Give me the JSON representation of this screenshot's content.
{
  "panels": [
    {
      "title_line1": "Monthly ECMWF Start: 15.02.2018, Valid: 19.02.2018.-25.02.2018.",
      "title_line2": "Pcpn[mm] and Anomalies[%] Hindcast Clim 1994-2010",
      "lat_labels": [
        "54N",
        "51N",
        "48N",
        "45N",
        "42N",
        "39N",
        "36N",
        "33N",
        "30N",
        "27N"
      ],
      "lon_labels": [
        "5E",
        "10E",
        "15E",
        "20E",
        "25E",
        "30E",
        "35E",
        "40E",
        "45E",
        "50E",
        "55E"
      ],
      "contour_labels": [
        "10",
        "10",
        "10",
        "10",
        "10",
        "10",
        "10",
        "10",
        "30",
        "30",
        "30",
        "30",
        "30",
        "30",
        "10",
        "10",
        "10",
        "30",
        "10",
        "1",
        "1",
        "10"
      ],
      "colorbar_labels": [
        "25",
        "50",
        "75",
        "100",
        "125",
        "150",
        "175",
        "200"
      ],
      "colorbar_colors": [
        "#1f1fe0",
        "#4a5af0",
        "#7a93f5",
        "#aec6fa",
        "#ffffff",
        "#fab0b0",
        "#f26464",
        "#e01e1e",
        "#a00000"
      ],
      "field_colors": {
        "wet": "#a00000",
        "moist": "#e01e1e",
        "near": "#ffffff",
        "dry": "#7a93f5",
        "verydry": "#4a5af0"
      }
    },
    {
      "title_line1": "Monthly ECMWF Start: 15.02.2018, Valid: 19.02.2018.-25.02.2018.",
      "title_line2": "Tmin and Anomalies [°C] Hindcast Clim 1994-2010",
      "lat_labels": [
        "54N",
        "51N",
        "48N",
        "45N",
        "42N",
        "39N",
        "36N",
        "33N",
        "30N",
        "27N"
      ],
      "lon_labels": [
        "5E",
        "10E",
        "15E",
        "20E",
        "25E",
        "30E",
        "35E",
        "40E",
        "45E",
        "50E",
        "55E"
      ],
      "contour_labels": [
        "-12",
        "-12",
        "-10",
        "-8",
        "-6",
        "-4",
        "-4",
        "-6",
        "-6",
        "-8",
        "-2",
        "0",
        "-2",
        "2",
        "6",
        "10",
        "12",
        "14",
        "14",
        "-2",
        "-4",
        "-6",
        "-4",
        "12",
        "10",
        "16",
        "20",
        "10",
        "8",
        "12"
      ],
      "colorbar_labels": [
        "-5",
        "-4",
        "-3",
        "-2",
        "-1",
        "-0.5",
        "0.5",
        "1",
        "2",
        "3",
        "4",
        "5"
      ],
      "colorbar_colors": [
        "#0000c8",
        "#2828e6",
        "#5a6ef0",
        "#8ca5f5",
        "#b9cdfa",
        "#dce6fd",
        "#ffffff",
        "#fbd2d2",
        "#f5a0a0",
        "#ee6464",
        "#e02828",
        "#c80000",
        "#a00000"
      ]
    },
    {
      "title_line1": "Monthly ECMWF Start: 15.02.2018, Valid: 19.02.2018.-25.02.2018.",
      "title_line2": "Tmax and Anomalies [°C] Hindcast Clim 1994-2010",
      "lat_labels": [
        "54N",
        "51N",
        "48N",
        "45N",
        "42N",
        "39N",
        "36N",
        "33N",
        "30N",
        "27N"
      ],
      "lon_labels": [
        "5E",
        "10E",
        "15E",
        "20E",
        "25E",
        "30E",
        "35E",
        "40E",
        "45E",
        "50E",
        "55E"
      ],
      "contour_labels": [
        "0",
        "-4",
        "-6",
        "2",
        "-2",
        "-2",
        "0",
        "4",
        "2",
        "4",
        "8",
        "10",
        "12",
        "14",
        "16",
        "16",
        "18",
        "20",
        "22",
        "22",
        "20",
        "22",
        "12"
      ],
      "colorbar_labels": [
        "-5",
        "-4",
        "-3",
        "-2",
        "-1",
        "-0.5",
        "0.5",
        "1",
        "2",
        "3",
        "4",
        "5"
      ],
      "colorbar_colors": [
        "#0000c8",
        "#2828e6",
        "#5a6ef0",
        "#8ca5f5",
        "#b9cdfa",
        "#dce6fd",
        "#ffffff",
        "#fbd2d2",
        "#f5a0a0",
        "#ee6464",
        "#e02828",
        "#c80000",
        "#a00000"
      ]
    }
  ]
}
□ □ □ □ □
The listing above should be transcribed in full, exactly as written.

Give me the JSON representation of this screenshot's content.
{
  "panels": [
    {
      "title_line1": "Monthly ECMWF Start: 15.02.2018, Valid: 19.02.2018.-25.02.2018.",
      "title_line2": "Pcpn[mm] and Anomalies[%] Hindcast Clim 1994-2010",
      "lat_labels": [
        "54N",
        "51N",
        "48N",
        "45N",
        "42N",
        "39N",
        "36N",
        "33N",
        "30N",
        "27N"
      ],
      "lon_labels": [
        "5E",
        "10E",
        "15E",
        "20E",
        "25E",
        "30E",
        "35E",
        "40E",
        "45E",
        "50E",
        "55E"
      ],
      "contour_labels": [
        "10",
        "10",
        "10",
        "10",
        "10",
        "10",
        "10",
        "10",
        "30",
        "30",
        "30",
        "30",
        "30",
        "30",
        "10",
        "10",
        "10",
        "30",
        "10",
        "1",
        "1",
        "10"
      ],
      "colorbar_labels": [
        "25",
        "50",
        "75",
        "100",
        "125",
        "150",
        "175",
        "200"
      ],
      "colorbar_colors": [
        "#1f1fe0",
        "#4a5af0",
        "#7a93f5",
        "#aec6fa",
        "#ffffff",
        "#fab0b0",
        "#f26464",
        "#e01e1e",
        "#a00000"
      ],
      "field_colors": {
        "wet": "#a00000",
        "moist": "#e01e1e",
        "near": "#ffffff",
        "dry": "#7a93f5",
        "verydry": "#4a5af0"
      }
    },
    {
      "title_line1": "Monthly ECMWF Start: 15.02.2018, Valid: 19.02.2018.-25.02.2018.",
      "title_line2": "Tmin and Anomalies [°C] Hindcast Clim 1994-2010",
      "lat_labels": [
        "54N",
        "51N",
        "48N",
        "45N",
        "42N",
        "39N",
        "36N",
        "33N",
        "30N",
        "27N"
      ],
      "lon_labels": [
        "5E",
        "10E",
        "15E",
        "20E",
        "25E",
        "30E",
        "35E",
        "40E",
        "45E",
        "50E",
        "55E"
      ],
      "contour_labels": [
        "-12",
        "-12",
        "-10",
        "-8",
        "-6",
        "-4",
        "-4",
        "-6",
        "-6",
        "-8",
        "-2",
        "0",
        "-2",
        "2",
        "6",
        "10",
        "12",
        "14",
        "14",
        "-2",
        "-4",
        "-6",
        "-4",
        "12",
        "10",
        "16",
        "20",
        "10",
        "8",
        "12"
      ],
      "colorbar_labels": [
        "-5",
        "-4",
        "-3",
        "-2",
        "-1",
        "-0.5",
        "0.5",
        "1",
        "2",
        "3",
        "4",
        "5"
      ],
      "colorbar_colors": [
        "#0000c8",
        "#2828e6",
        "#5a6ef0",
        "#8ca5f5",
        "#b9cdfa",
        "#dce6fd",
        "#ffffff",
        "#fbd2d2",
        "#f5a0a0",
        "#ee6464",
        "#e02828",
        "#c80000",
        "#a00000"
      ]
    },
    {
      "title_line1": "Monthly ECMWF Start: 15.02.2018, Valid: 19.02.2018.-25.02.2018.",
      "title_line2": "Tmax and Anomalies [°C] Hindcast Clim 1994-2010",
      "lat_labels": [
        "54N",
        "51N",
        "48N",
        "45N",
        "42N",
        "39N",
        "36N",
        "33N",
        "30N",
        "27N"
      ],
      "lon_labels": [
        "5E",
        "10E",
        "15E",
        "20E",
        "25E",
        "30E",
        "35E",
        "40E",
        "45E",
        "50E",
        "55E"
      ],
      "contour_labels": [
        "0",
        "-4",
        "-6",
        "2",
        "-2",
        "-2",
        "0",
        "4",
        "2",
        "4",
        "8",
        "10",
        "12",
        "14",
        "16",
        "16",
        "18",
        "20",
        "22",
        "22",
        "20",
        "22",
        "12"
      ],
      "colorbar_labels": [
        "-5",
        "-4",
        "-3",
        "-2",
        "-1",
        "-0.5",
        "0.5",
        "1",
        "2",
        "3",
        "4",
        "5"
      ],
      "colorbar_colors": [
        "#0000c8",
        "#2828e6",
        "#5a6ef0",
        "#8ca5f5",
        "#b9cdfa",
        "#dce6fd",
        "#ffffff",
        "#fbd2d2",
        "#f5a0a0",
        "#ee6464",
        "#e02828",
        "#c80000",
        "#a00000"
      ]
    }
  ]
}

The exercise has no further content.